What to do
Search the records for "title". Copy every line where it appears.

=== Records for processing ===

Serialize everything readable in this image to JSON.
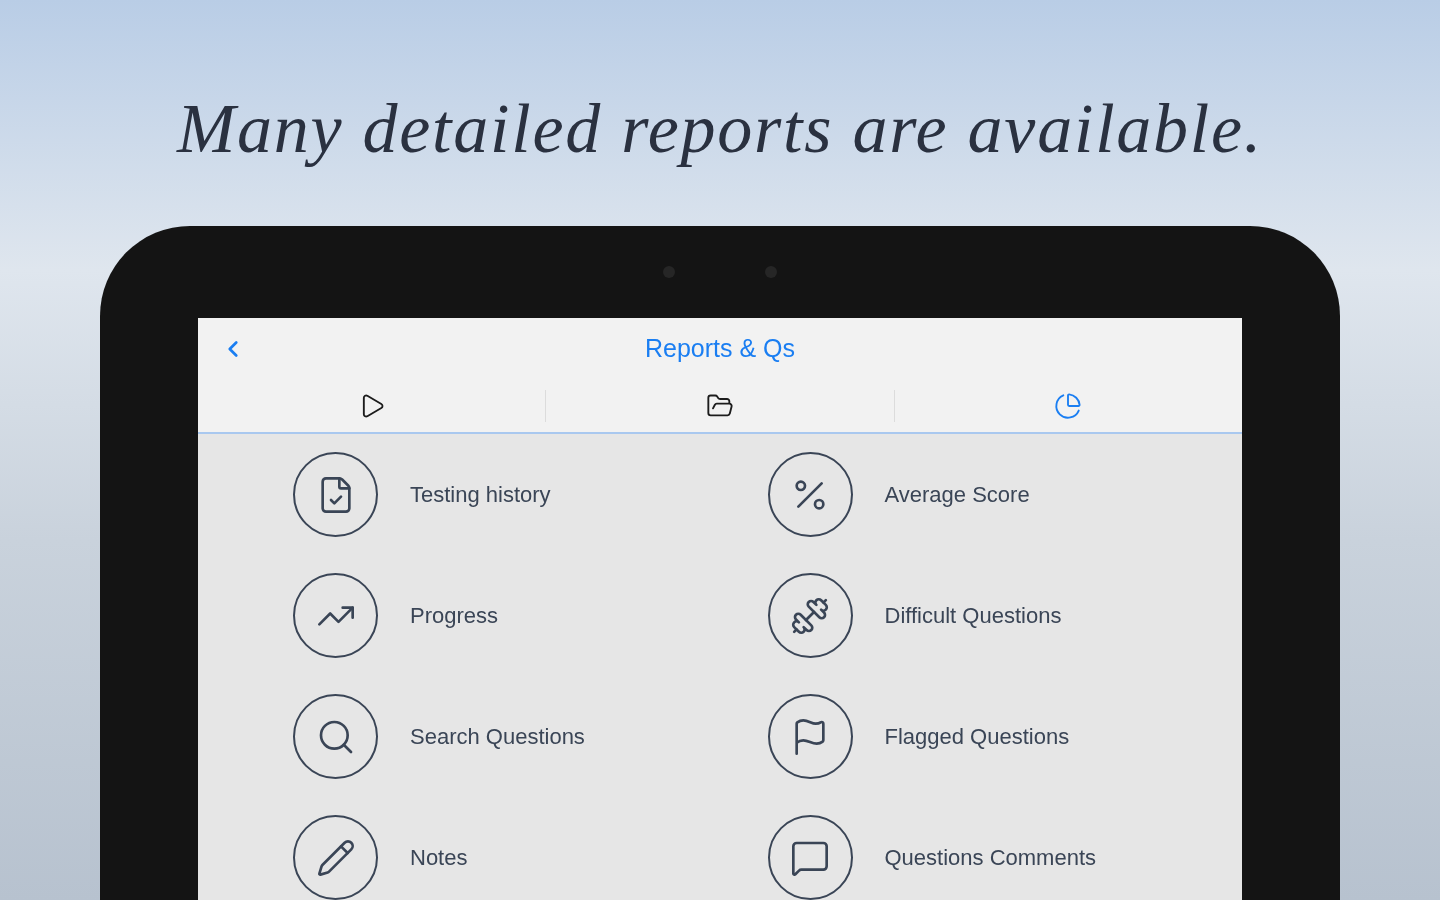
{
  "headline": "Many detailed reports are available.",
  "screen": {
    "title": "Reports & Qs",
    "tabs": [
      {
        "kind": "play",
        "selected": false
      },
      {
        "kind": "folder",
        "selected": false
      },
      {
        "kind": "chart",
        "selected": true
      }
    ],
    "items": [
      {
        "label": "Testing history",
        "kind": "history"
      },
      {
        "label": "Average Score",
        "kind": "percent"
      },
      {
        "label": "Progress",
        "kind": "progress"
      },
      {
        "label": "Difficult Questions",
        "kind": "difficult"
      },
      {
        "label": "Search Questions",
        "kind": "search"
      },
      {
        "label": "Flagged Questions",
        "kind": "flag"
      },
      {
        "label": "Notes",
        "kind": "notes"
      },
      {
        "label": "Questions Comments",
        "kind": "comments"
      }
    ]
  }
}
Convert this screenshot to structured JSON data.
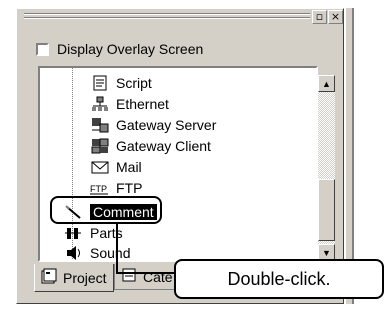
{
  "window": {
    "restore_glyph": "▫",
    "close_glyph": "×"
  },
  "overlay_checkbox": {
    "label": "Display Overlay Screen",
    "checked": false
  },
  "tree": {
    "items": [
      {
        "label": "Script",
        "icon": "script-icon"
      },
      {
        "label": "Ethernet",
        "icon": "ethernet-icon"
      },
      {
        "label": "Gateway Server",
        "icon": "gateway-server-icon"
      },
      {
        "label": "Gateway Client",
        "icon": "gateway-client-icon"
      },
      {
        "label": "Mail",
        "icon": "mail-icon"
      },
      {
        "label": "FTP",
        "icon": "ftp-icon"
      },
      {
        "label": "Comment",
        "icon": "comment-icon",
        "selected": true
      },
      {
        "label": "Parts",
        "icon": "parts-icon"
      },
      {
        "label": "Sound",
        "icon": "sound-icon"
      }
    ]
  },
  "scrollbar": {
    "up_glyph": "▲",
    "down_glyph": "▼"
  },
  "tabs": [
    {
      "label": "Project",
      "active": true
    },
    {
      "label": "Cate",
      "active": false
    }
  ],
  "callout": {
    "text": "Double-click."
  }
}
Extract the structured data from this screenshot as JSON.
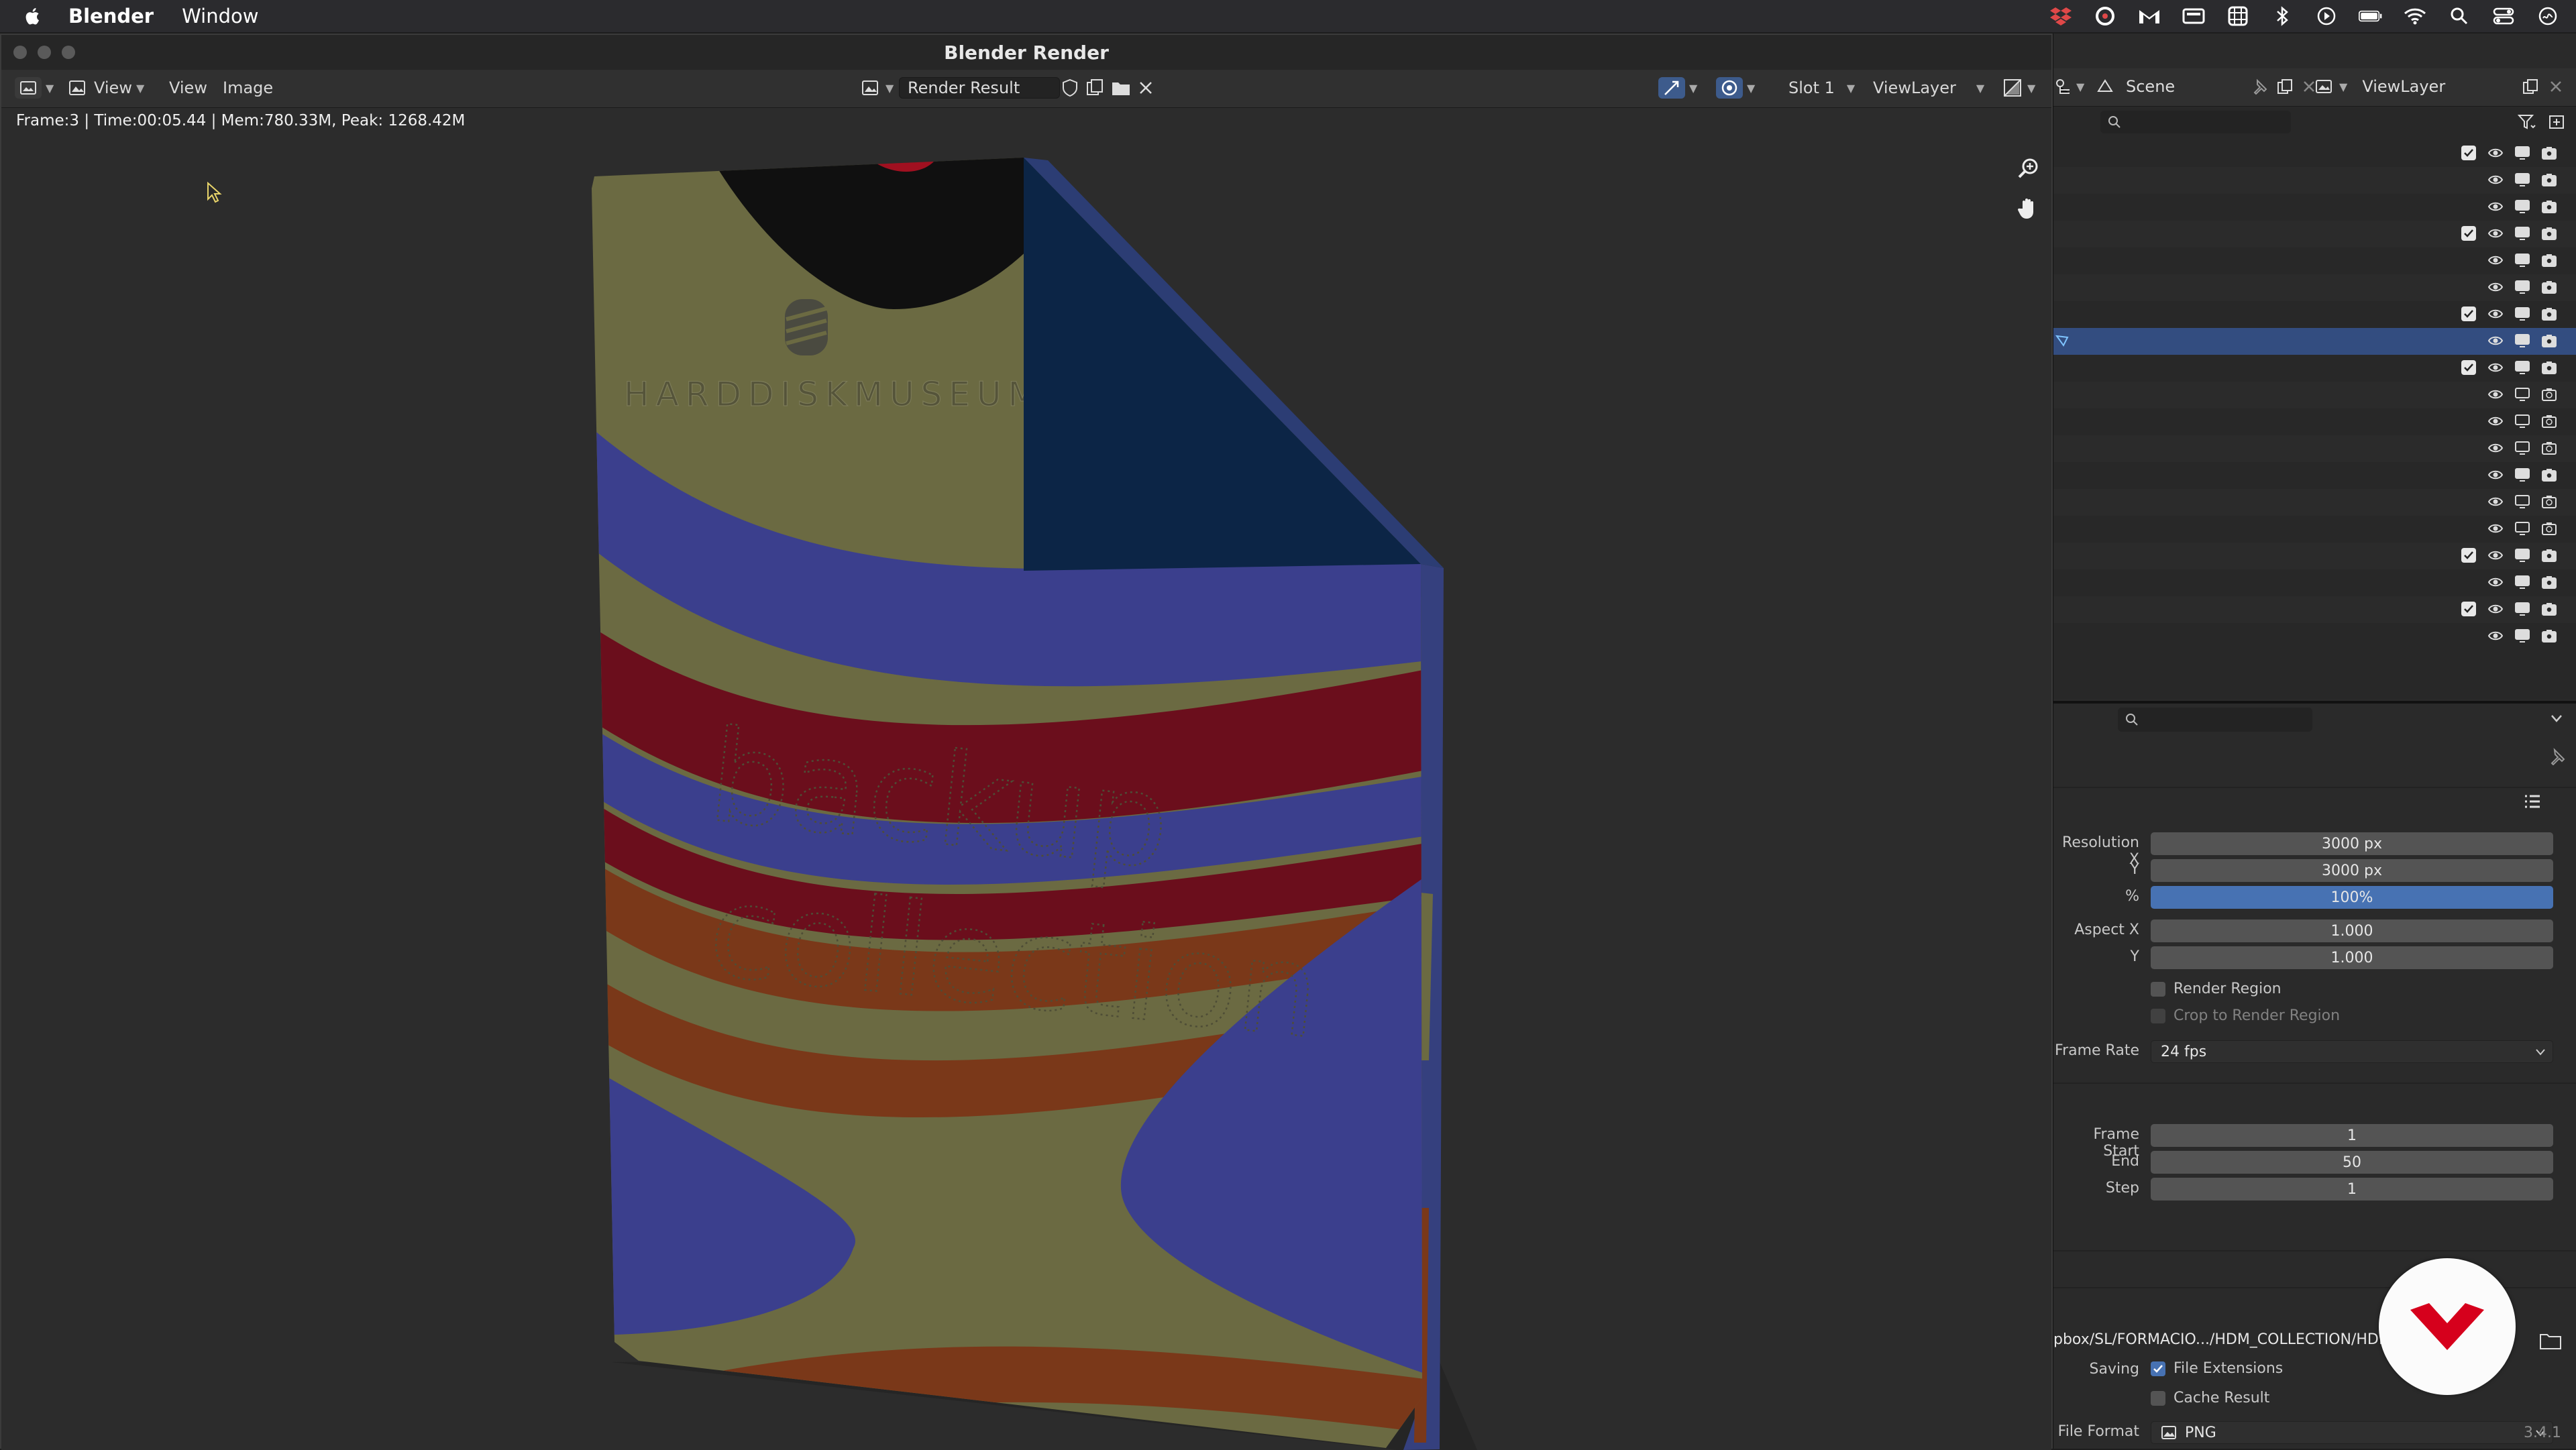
{
  "menubar": {
    "app_name": "Blender",
    "items": [
      "Window"
    ],
    "tray_icons": [
      "dropbox-icon",
      "creative-cloud-icon",
      "gmail-icon",
      "drive-icon",
      "grid-icon",
      "bluetooth-icon",
      "play-icon",
      "battery-icon",
      "wifi-icon",
      "search-icon",
      "control-center-icon",
      "siri-icon"
    ]
  },
  "window": {
    "title": "Blender Render"
  },
  "image_editor": {
    "menus": [
      "View",
      "View",
      "Image"
    ],
    "image_name": "Render Result",
    "slot": "Slot 1",
    "view_layer": "ViewLayer",
    "stats": "Frame:3 | Time:00:05.44 | Mem:780.33M, Peak: 1268.42M"
  },
  "render": {
    "brand_text": "HARDDISKMUSEUM",
    "line1": "backup",
    "line2": "collection",
    "colors": {
      "olive": "#6b6a42",
      "blue": "#3b3f8d",
      "red": "#6b0e1c",
      "orange": "#7a3819",
      "dark_blue": "#0c2546",
      "black": "#101010"
    }
  },
  "outliner": {
    "scene": "Scene",
    "view_layer": "ViewLayer",
    "rows": [
      {
        "checked": true,
        "selected": false,
        "dim": false
      },
      {
        "checked": false,
        "selected": false,
        "dim": false
      },
      {
        "checked": false,
        "selected": false,
        "dim": false
      },
      {
        "checked": true,
        "selected": false,
        "dim": false
      },
      {
        "checked": false,
        "selected": false,
        "dim": false
      },
      {
        "checked": false,
        "selected": false,
        "dim": false
      },
      {
        "checked": true,
        "selected": false,
        "dim": false
      },
      {
        "checked": false,
        "selected": true,
        "dim": false
      },
      {
        "checked": true,
        "selected": false,
        "dim": false
      },
      {
        "checked": false,
        "selected": false,
        "dim": true
      },
      {
        "checked": false,
        "selected": false,
        "dim": true
      },
      {
        "checked": false,
        "selected": false,
        "dim": true
      },
      {
        "checked": false,
        "selected": false,
        "dim": false
      },
      {
        "checked": false,
        "selected": false,
        "dim": true
      },
      {
        "checked": false,
        "selected": false,
        "dim": true
      },
      {
        "checked": true,
        "selected": false,
        "dim": false
      },
      {
        "checked": false,
        "selected": false,
        "dim": false
      },
      {
        "checked": true,
        "selected": false,
        "dim": false
      },
      {
        "checked": false,
        "selected": false,
        "dim": false
      }
    ]
  },
  "properties": {
    "resolution_x_label": "Resolution X",
    "resolution_x": "3000 px",
    "resolution_y_label": "Y",
    "resolution_y": "3000 px",
    "percent_label": "%",
    "percent": "100%",
    "aspect_x_label": "Aspect X",
    "aspect_x": "1.000",
    "aspect_y_label": "Y",
    "aspect_y": "1.000",
    "render_region": "Render Region",
    "crop_region": "Crop to Render Region",
    "frame_rate_label": "Frame Rate",
    "frame_rate": "24 fps",
    "frame_start_label": "Frame Start",
    "frame_start": "1",
    "end_label": "End",
    "end": "50",
    "step_label": "Step",
    "step": "1",
    "output_path": "pbox/SL/FORMACIO.../HDM_COLLECTION/HDM",
    "saving_label": "Saving",
    "file_extensions": "File Extensions",
    "cache_result": "Cache Result",
    "file_format_label": "File Format",
    "file_format": "PNG",
    "version": "3.4.1"
  }
}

===

Solution to the exercise
    "title": "Reports & Qs",
    "title": "Blender Render"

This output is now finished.